*WRITTEN INSTRUCTION*.
Find every line containing the word "center" in the records below; report only how many there are.

Records about charts and figures
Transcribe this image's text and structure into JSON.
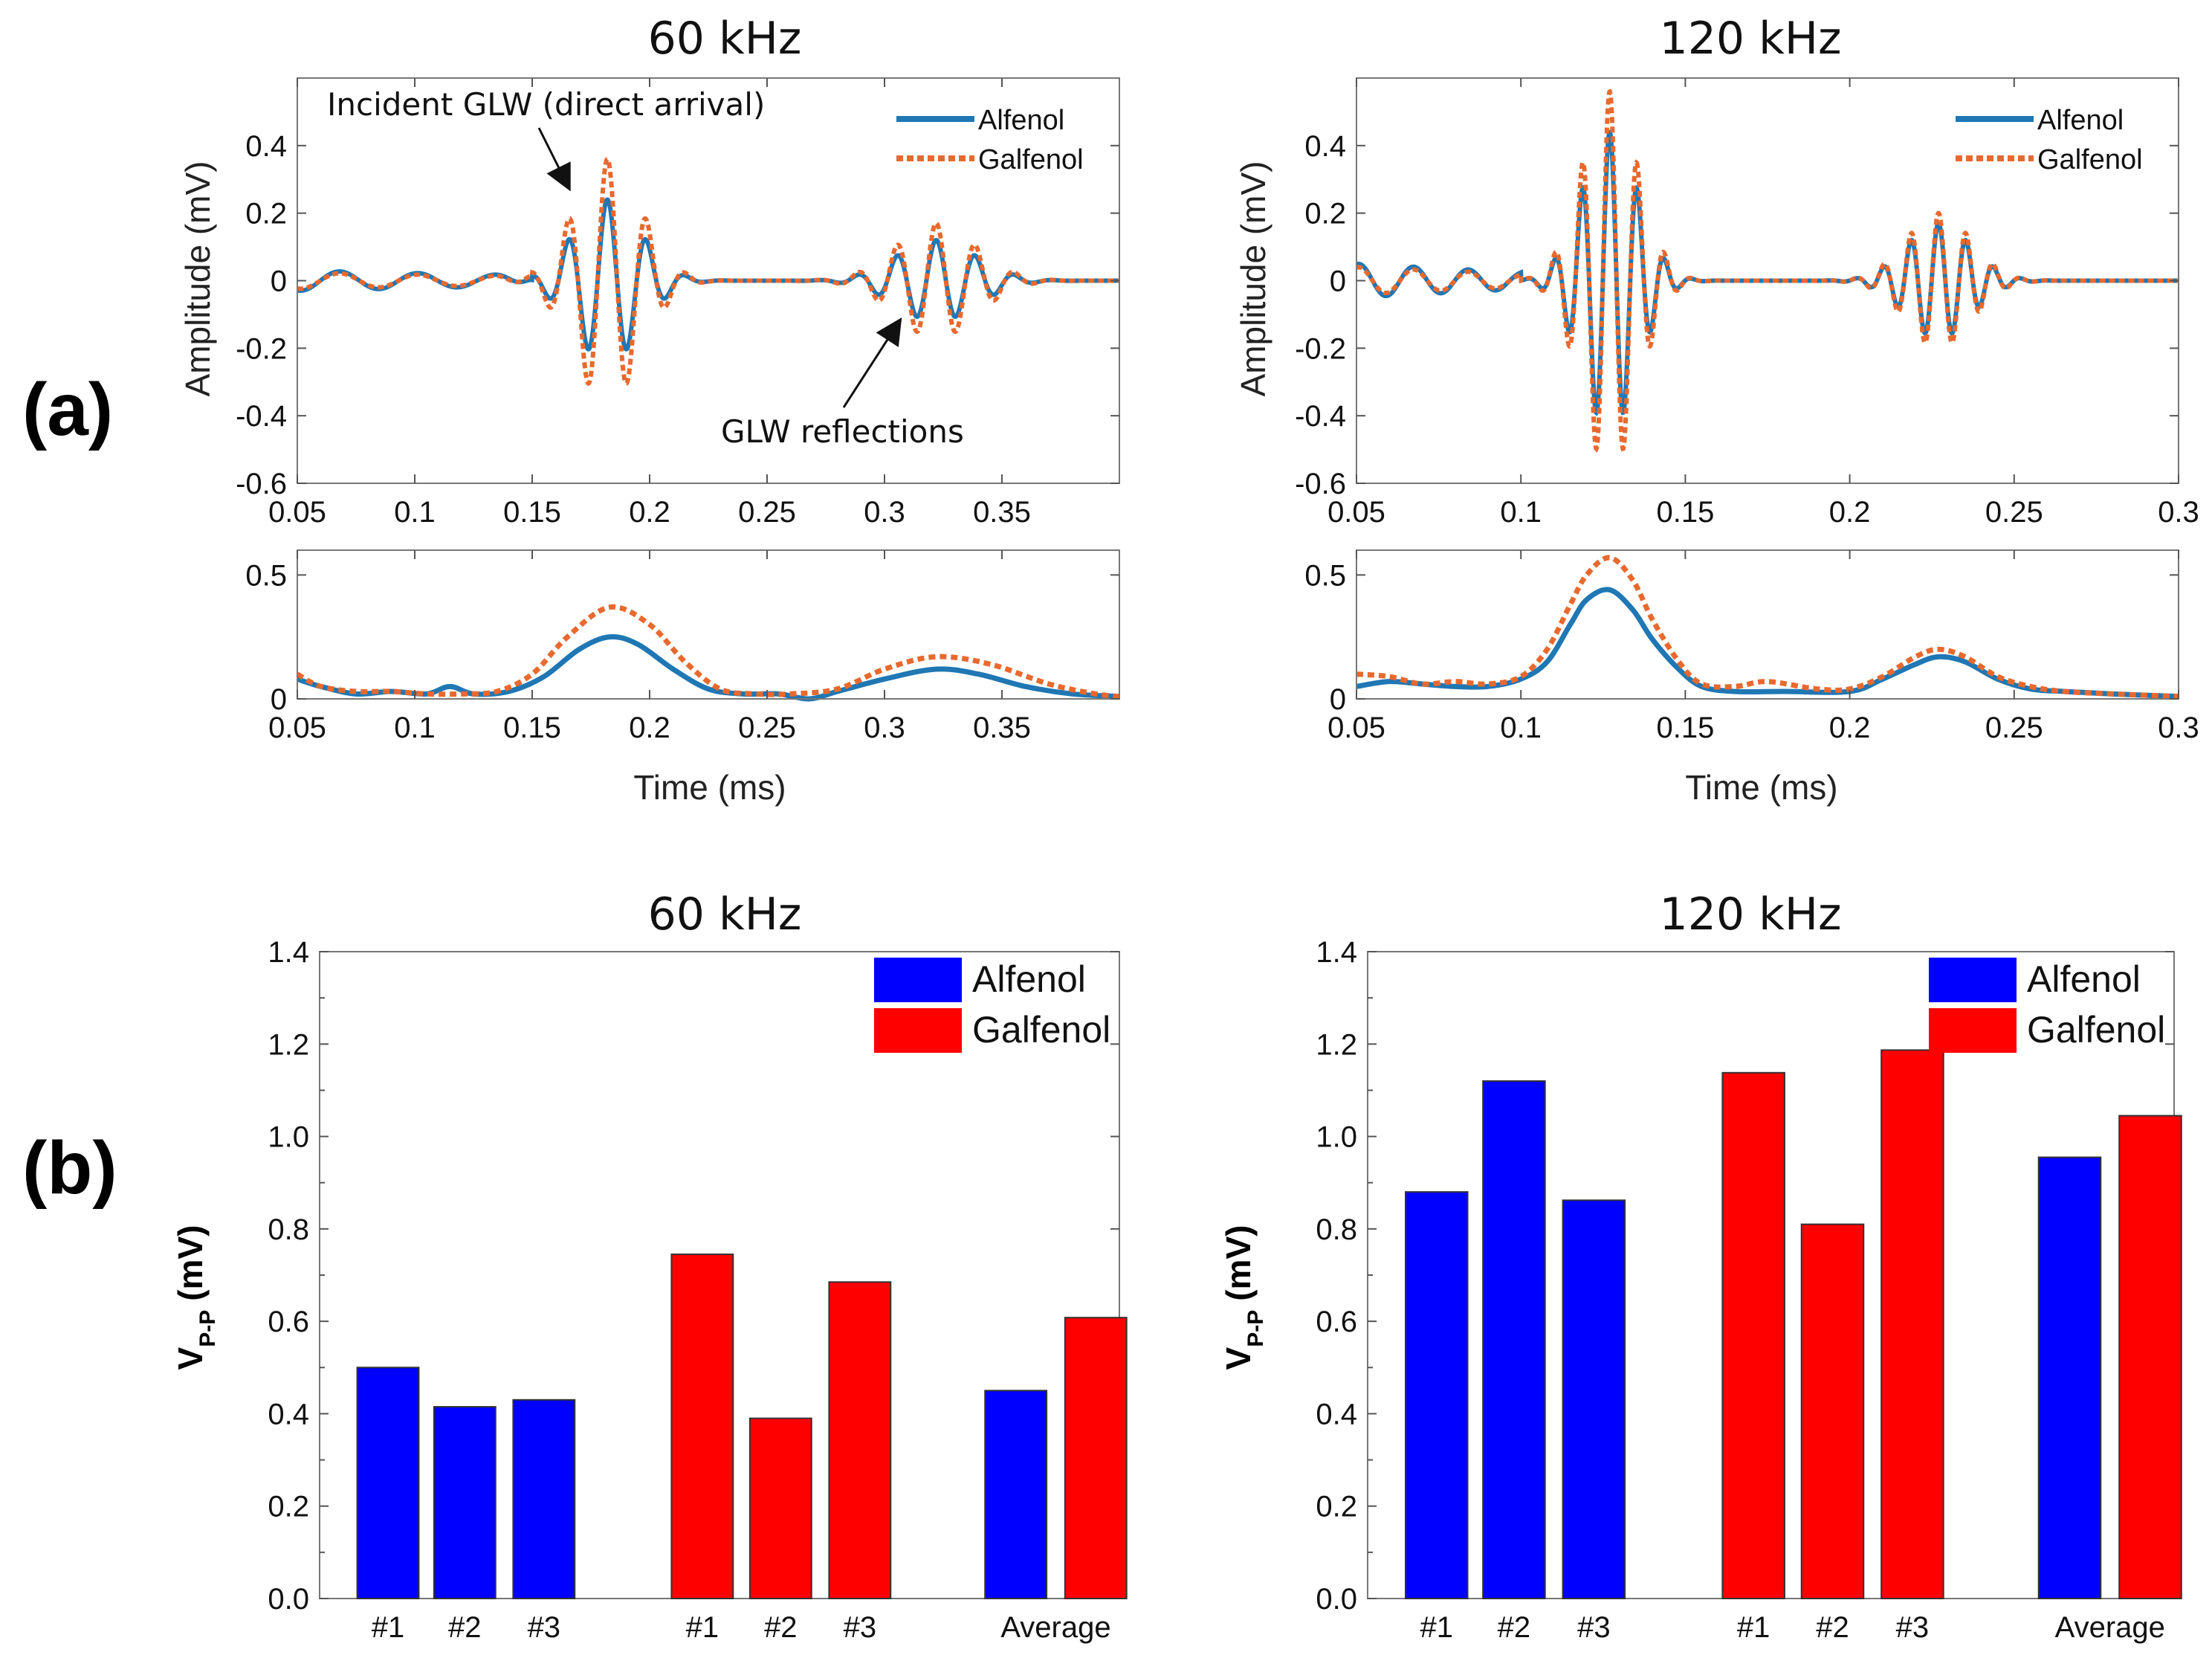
{
  "panel_labels": {
    "a": "(a)",
    "b": "(b)"
  },
  "colors": {
    "alfenol_line": "#1f77b4",
    "galfenol_line": "#e8692e",
    "alfenol_bar": "#0000ff",
    "galfenol_bar": "#ff0000"
  },
  "chart_data": [
    {
      "id": "a60",
      "type": "line",
      "title": "60 kHz",
      "ylabel": "Amplitude (mV)",
      "xlabel": "",
      "xlim": [
        0.05,
        0.4
      ],
      "ylim": [
        -0.6,
        0.6
      ],
      "xticks": [
        0.05,
        0.1,
        0.15,
        0.2,
        0.25,
        0.3,
        0.35
      ],
      "xticklabels": [
        "0.05",
        "0.1",
        "0.15",
        "0.2",
        "0.25",
        "0.3",
        "0.35"
      ],
      "yticks": [
        -0.6,
        -0.4,
        -0.2,
        0,
        0.2,
        0.4
      ],
      "yticklabels": [
        "-0.6",
        "-0.4",
        "-0.2",
        "0",
        "0.2",
        "0.4"
      ],
      "legend": [
        "Alfenol",
        "Galfenol"
      ],
      "annotations": [
        "Incident GLW (direct arrival)",
        "GLW reflections"
      ],
      "signal": {
        "frequency_khz": 60,
        "noise": {
          "amplitude": 0.03,
          "start": 0.05,
          "end": 0.15
        },
        "packets": [
          {
            "center": 0.182,
            "width": 0.02,
            "alfenol_amp": 0.24,
            "galfenol_amp": 0.36
          },
          {
            "center": 0.322,
            "width": 0.024,
            "alfenol_amp": 0.12,
            "galfenol_amp": 0.17
          }
        ]
      }
    },
    {
      "id": "a60env",
      "type": "line",
      "xlabel": "Time (ms)",
      "xlim": [
        0.05,
        0.4
      ],
      "ylim": [
        0,
        0.6
      ],
      "xticks": [
        0.05,
        0.1,
        0.15,
        0.2,
        0.25,
        0.3,
        0.35
      ],
      "xticklabels": [
        "0.05",
        "0.1",
        "0.15",
        "0.2",
        "0.25",
        "0.3",
        "0.35"
      ],
      "yticks": [
        0,
        0.5
      ],
      "yticklabels": [
        "0",
        "0.5"
      ],
      "series": [
        {
          "name": "Alfenol",
          "x": [
            0.05,
            0.06,
            0.075,
            0.09,
            0.105,
            0.115,
            0.125,
            0.14,
            0.155,
            0.17,
            0.183,
            0.195,
            0.21,
            0.225,
            0.24,
            0.255,
            0.268,
            0.28,
            0.3,
            0.322,
            0.34,
            0.36,
            0.38,
            0.4
          ],
          "y": [
            0.08,
            0.05,
            0.02,
            0.03,
            0.02,
            0.05,
            0.02,
            0.03,
            0.09,
            0.2,
            0.25,
            0.22,
            0.12,
            0.04,
            0.02,
            0.02,
            0.0,
            0.03,
            0.08,
            0.12,
            0.1,
            0.05,
            0.02,
            0.01
          ]
        },
        {
          "name": "Galfenol",
          "x": [
            0.05,
            0.06,
            0.075,
            0.09,
            0.105,
            0.12,
            0.135,
            0.15,
            0.165,
            0.183,
            0.2,
            0.215,
            0.23,
            0.245,
            0.26,
            0.28,
            0.3,
            0.322,
            0.345,
            0.37,
            0.39,
            0.4
          ],
          "y": [
            0.1,
            0.05,
            0.03,
            0.03,
            0.02,
            0.02,
            0.03,
            0.1,
            0.25,
            0.37,
            0.3,
            0.15,
            0.04,
            0.02,
            0.02,
            0.04,
            0.12,
            0.17,
            0.14,
            0.06,
            0.02,
            0.01
          ]
        }
      ]
    },
    {
      "id": "a120",
      "type": "line",
      "title": "120 kHz",
      "ylabel": "Amplitude (mV)",
      "xlabel": "",
      "xlim": [
        0.05,
        0.3
      ],
      "ylim": [
        -0.6,
        0.6
      ],
      "xticks": [
        0.05,
        0.1,
        0.15,
        0.2,
        0.25,
        0.3
      ],
      "xticklabels": [
        "0.05",
        "0.1",
        "0.15",
        "0.2",
        "0.25",
        "0.3"
      ],
      "yticks": [
        -0.6,
        -0.4,
        -0.2,
        0,
        0.2,
        0.4
      ],
      "yticklabels": [
        "-0.6",
        "-0.4",
        "-0.2",
        "0",
        "0.2",
        "0.4"
      ],
      "legend": [
        "Alfenol",
        "Galfenol"
      ],
      "signal": {
        "frequency_khz": 120,
        "noise": {
          "amplitude": 0.05,
          "start": 0.05,
          "end": 0.1
        },
        "packets": [
          {
            "center": 0.127,
            "width": 0.012,
            "alfenol_amp": 0.44,
            "galfenol_amp": 0.56
          },
          {
            "center": 0.227,
            "width": 0.014,
            "alfenol_amp": 0.17,
            "galfenol_amp": 0.2
          }
        ]
      }
    },
    {
      "id": "a120env",
      "type": "line",
      "xlabel": "Time (ms)",
      "xlim": [
        0.05,
        0.3
      ],
      "ylim": [
        0,
        0.6
      ],
      "xticks": [
        0.05,
        0.1,
        0.15,
        0.2,
        0.25,
        0.3
      ],
      "xticklabels": [
        "0.05",
        "0.1",
        "0.15",
        "0.2",
        "0.25",
        "0.3"
      ],
      "yticks": [
        0,
        0.5
      ],
      "yticklabels": [
        "0",
        "0.5"
      ],
      "series": [
        {
          "name": "Alfenol",
          "x": [
            0.05,
            0.06,
            0.07,
            0.08,
            0.09,
            0.1,
            0.108,
            0.115,
            0.12,
            0.127,
            0.134,
            0.14,
            0.148,
            0.155,
            0.165,
            0.18,
            0.2,
            0.21,
            0.22,
            0.227,
            0.235,
            0.245,
            0.255,
            0.265,
            0.28,
            0.3
          ],
          "y": [
            0.05,
            0.07,
            0.06,
            0.05,
            0.05,
            0.08,
            0.15,
            0.3,
            0.4,
            0.44,
            0.36,
            0.24,
            0.12,
            0.05,
            0.03,
            0.03,
            0.03,
            0.08,
            0.14,
            0.17,
            0.15,
            0.08,
            0.04,
            0.03,
            0.02,
            0.01
          ]
        },
        {
          "name": "Galfenol",
          "x": [
            0.05,
            0.06,
            0.07,
            0.08,
            0.09,
            0.1,
            0.108,
            0.115,
            0.12,
            0.127,
            0.134,
            0.14,
            0.148,
            0.155,
            0.165,
            0.175,
            0.19,
            0.2,
            0.21,
            0.22,
            0.227,
            0.235,
            0.245,
            0.255,
            0.265,
            0.28,
            0.3
          ],
          "y": [
            0.1,
            0.09,
            0.06,
            0.07,
            0.06,
            0.09,
            0.2,
            0.38,
            0.5,
            0.57,
            0.48,
            0.32,
            0.15,
            0.06,
            0.05,
            0.07,
            0.04,
            0.04,
            0.09,
            0.17,
            0.2,
            0.17,
            0.09,
            0.05,
            0.03,
            0.02,
            0.01
          ]
        }
      ]
    },
    {
      "id": "b60",
      "type": "bar",
      "title": "60 kHz",
      "ylabel": "V",
      "ylabel_sub": "P-P",
      "ylabel_unit": "(mV)",
      "ylim": [
        0,
        1.4
      ],
      "yticks": [
        0.0,
        0.2,
        0.4,
        0.6,
        0.8,
        1.0,
        1.2,
        1.4
      ],
      "yticklabels": [
        "0.0",
        "0.2",
        "0.4",
        "0.6",
        "0.8",
        "1.0",
        "1.2",
        "1.4"
      ],
      "legend": [
        "Alfenol",
        "Galfenol"
      ],
      "bars": [
        {
          "label": "#1",
          "series": "Alfenol",
          "value": 0.5
        },
        {
          "label": "#2",
          "series": "Alfenol",
          "value": 0.415
        },
        {
          "label": "#3",
          "series": "Alfenol",
          "value": 0.43
        },
        {
          "label": "#1",
          "series": "Galfenol",
          "value": 0.745
        },
        {
          "label": "#2",
          "series": "Galfenol",
          "value": 0.39
        },
        {
          "label": "#3",
          "series": "Galfenol",
          "value": 0.685
        },
        {
          "label": "",
          "series": "Alfenol",
          "value": 0.45
        },
        {
          "label": "",
          "series": "Galfenol",
          "value": 0.608
        }
      ],
      "group_label": "Average"
    },
    {
      "id": "b120",
      "type": "bar",
      "title": "120 kHz",
      "ylabel": "V",
      "ylabel_sub": "P-P",
      "ylabel_unit": "(mV)",
      "ylim": [
        0,
        1.4
      ],
      "yticks": [
        0.0,
        0.2,
        0.4,
        0.6,
        0.8,
        1.0,
        1.2,
        1.4
      ],
      "yticklabels": [
        "0.0",
        "0.2",
        "0.4",
        "0.6",
        "0.8",
        "1.0",
        "1.2",
        "1.4"
      ],
      "legend": [
        "Alfenol",
        "Galfenol"
      ],
      "bars": [
        {
          "label": "#1",
          "series": "Alfenol",
          "value": 0.88
        },
        {
          "label": "#2",
          "series": "Alfenol",
          "value": 1.12
        },
        {
          "label": "#3",
          "series": "Alfenol",
          "value": 0.862
        },
        {
          "label": "#1",
          "series": "Galfenol",
          "value": 1.138
        },
        {
          "label": "#2",
          "series": "Galfenol",
          "value": 0.81
        },
        {
          "label": "#3",
          "series": "Galfenol",
          "value": 1.187
        },
        {
          "label": "",
          "series": "Alfenol",
          "value": 0.955
        },
        {
          "label": "",
          "series": "Galfenol",
          "value": 1.045
        }
      ],
      "group_label": "Average"
    }
  ]
}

*WRITTEN ANSWER*.
4